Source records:
+++

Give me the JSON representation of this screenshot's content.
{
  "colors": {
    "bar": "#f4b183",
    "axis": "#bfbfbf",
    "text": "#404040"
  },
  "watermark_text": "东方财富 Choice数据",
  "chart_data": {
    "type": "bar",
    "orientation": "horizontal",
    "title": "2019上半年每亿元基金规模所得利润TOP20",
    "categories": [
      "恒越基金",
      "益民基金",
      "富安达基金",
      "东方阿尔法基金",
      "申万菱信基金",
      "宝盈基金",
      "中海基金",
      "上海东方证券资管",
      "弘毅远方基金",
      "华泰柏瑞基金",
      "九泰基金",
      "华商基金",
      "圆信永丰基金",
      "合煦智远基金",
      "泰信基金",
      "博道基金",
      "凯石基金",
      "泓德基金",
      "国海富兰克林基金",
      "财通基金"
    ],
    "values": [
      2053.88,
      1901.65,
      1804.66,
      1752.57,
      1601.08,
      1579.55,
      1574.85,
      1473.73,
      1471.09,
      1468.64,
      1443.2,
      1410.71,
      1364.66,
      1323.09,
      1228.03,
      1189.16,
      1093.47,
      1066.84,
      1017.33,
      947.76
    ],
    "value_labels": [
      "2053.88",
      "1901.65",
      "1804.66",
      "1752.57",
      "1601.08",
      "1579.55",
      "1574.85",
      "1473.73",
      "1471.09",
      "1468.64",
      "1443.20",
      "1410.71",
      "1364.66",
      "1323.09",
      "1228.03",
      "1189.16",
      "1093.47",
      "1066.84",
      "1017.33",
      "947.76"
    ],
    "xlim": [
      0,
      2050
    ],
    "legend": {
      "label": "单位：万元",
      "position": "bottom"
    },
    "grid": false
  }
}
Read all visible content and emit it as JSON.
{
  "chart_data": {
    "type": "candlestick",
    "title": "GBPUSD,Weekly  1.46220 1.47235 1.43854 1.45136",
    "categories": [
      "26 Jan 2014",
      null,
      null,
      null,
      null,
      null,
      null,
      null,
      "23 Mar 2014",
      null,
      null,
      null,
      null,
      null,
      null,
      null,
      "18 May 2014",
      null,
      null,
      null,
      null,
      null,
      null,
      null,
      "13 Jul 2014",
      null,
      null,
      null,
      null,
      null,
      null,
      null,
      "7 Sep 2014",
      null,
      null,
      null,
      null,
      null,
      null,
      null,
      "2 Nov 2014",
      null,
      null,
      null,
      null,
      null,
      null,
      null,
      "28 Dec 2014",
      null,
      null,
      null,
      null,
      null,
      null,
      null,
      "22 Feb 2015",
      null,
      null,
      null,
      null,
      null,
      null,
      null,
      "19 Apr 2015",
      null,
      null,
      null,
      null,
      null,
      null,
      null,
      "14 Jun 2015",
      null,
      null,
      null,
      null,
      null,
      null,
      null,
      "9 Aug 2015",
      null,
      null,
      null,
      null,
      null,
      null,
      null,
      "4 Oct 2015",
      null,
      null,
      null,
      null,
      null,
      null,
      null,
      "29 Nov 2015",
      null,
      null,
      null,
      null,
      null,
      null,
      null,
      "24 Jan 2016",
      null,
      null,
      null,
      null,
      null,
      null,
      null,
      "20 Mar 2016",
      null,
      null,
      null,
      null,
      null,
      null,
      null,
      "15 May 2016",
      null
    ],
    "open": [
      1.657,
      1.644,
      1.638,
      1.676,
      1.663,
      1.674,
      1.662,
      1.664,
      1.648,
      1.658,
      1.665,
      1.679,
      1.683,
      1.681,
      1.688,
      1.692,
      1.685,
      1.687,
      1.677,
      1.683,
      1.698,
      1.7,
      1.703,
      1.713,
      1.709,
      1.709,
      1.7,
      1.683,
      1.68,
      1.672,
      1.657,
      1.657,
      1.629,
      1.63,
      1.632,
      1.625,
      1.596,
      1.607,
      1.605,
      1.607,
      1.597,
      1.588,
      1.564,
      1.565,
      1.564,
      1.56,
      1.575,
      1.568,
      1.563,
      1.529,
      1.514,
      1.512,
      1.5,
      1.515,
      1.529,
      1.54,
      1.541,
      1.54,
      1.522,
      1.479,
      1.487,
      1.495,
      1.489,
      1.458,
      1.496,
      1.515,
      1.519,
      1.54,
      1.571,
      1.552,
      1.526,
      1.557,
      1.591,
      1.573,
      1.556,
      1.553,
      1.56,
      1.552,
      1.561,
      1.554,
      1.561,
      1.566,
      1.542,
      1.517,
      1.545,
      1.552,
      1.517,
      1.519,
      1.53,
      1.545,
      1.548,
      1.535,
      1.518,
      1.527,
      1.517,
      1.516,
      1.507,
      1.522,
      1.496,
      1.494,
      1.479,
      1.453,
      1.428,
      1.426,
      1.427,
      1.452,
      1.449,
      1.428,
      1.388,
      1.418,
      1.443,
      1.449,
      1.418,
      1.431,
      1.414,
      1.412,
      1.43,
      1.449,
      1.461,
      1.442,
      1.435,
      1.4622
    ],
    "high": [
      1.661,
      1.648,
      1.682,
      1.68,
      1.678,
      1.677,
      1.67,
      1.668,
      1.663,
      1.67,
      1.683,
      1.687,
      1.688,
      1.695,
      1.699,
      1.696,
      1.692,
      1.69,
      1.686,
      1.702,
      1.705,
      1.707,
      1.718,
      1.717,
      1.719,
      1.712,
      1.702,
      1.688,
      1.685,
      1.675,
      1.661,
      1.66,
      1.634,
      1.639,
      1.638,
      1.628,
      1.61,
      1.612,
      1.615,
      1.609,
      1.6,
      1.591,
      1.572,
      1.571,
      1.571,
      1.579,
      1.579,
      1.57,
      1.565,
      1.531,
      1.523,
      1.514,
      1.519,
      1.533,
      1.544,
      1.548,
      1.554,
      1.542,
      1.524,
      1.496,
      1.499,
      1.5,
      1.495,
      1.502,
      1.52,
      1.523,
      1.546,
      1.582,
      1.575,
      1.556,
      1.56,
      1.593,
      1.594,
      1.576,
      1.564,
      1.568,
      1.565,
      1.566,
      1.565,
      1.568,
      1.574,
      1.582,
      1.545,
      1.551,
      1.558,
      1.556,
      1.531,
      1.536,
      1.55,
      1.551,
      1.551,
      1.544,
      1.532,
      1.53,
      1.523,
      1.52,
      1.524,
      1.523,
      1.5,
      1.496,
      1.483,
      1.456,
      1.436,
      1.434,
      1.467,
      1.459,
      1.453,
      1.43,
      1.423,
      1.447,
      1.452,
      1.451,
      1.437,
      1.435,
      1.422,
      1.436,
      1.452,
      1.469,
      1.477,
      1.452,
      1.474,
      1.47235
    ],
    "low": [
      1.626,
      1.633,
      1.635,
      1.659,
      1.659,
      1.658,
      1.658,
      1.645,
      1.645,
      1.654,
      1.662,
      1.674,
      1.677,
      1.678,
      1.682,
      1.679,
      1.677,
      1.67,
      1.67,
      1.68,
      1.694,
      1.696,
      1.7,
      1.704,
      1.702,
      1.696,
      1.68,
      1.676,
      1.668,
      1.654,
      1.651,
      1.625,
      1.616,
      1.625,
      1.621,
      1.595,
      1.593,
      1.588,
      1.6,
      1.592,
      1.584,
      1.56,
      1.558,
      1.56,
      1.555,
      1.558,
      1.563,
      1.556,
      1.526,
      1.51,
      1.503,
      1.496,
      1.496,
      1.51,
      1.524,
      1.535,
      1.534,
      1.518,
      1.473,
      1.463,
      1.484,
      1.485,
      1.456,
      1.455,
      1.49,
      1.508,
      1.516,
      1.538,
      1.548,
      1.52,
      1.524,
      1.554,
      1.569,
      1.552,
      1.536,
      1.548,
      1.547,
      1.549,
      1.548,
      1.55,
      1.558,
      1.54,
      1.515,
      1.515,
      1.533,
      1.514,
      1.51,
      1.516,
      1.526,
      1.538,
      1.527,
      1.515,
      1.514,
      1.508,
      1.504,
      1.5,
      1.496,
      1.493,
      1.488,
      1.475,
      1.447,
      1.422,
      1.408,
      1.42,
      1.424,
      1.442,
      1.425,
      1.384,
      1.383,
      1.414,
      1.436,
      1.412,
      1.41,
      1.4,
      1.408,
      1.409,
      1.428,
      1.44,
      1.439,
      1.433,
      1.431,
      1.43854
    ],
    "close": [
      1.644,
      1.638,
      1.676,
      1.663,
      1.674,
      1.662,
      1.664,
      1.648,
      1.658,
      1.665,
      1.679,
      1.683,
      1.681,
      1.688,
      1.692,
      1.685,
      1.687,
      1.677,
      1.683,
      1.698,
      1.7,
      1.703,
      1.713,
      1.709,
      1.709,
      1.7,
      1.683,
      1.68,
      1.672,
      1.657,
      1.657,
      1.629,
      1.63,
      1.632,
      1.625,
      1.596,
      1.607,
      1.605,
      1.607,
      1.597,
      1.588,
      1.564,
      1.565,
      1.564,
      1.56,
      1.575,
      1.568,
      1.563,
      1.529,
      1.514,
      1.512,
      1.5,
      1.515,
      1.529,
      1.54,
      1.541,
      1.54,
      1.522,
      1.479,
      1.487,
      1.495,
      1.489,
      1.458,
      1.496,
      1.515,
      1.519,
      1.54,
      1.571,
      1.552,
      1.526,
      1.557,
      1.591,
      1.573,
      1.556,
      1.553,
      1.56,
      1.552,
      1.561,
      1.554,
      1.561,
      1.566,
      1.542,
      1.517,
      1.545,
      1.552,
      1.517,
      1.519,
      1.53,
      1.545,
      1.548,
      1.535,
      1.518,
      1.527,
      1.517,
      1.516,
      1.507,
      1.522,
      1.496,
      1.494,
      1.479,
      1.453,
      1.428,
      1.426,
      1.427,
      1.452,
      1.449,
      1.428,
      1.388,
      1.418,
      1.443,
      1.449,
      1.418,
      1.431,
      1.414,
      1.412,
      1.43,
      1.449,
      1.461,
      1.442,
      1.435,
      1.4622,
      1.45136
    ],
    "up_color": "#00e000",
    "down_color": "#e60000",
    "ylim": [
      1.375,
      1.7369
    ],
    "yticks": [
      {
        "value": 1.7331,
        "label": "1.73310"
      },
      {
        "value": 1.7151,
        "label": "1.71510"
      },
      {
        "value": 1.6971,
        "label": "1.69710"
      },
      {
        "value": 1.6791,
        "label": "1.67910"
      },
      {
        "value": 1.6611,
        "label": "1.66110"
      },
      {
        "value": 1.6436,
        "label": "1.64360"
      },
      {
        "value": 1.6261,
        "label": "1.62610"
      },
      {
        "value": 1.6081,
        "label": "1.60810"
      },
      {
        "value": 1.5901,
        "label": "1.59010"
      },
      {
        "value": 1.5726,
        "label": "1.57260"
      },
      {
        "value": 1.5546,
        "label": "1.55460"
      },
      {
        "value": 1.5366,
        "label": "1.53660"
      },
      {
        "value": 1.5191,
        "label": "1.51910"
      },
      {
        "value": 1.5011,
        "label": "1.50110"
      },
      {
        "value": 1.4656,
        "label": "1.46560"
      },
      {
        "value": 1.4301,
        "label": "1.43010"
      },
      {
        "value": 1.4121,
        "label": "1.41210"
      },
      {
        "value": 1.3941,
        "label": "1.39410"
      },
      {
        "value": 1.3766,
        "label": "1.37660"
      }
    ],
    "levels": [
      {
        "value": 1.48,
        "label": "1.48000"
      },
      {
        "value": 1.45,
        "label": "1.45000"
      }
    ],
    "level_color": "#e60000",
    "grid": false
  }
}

+++

Given task: Select every line of the records holding the string "JSON".

Solved problem:
Give me the JSON representation of this screenshot's content.
Read all visible content and emit it as JSON.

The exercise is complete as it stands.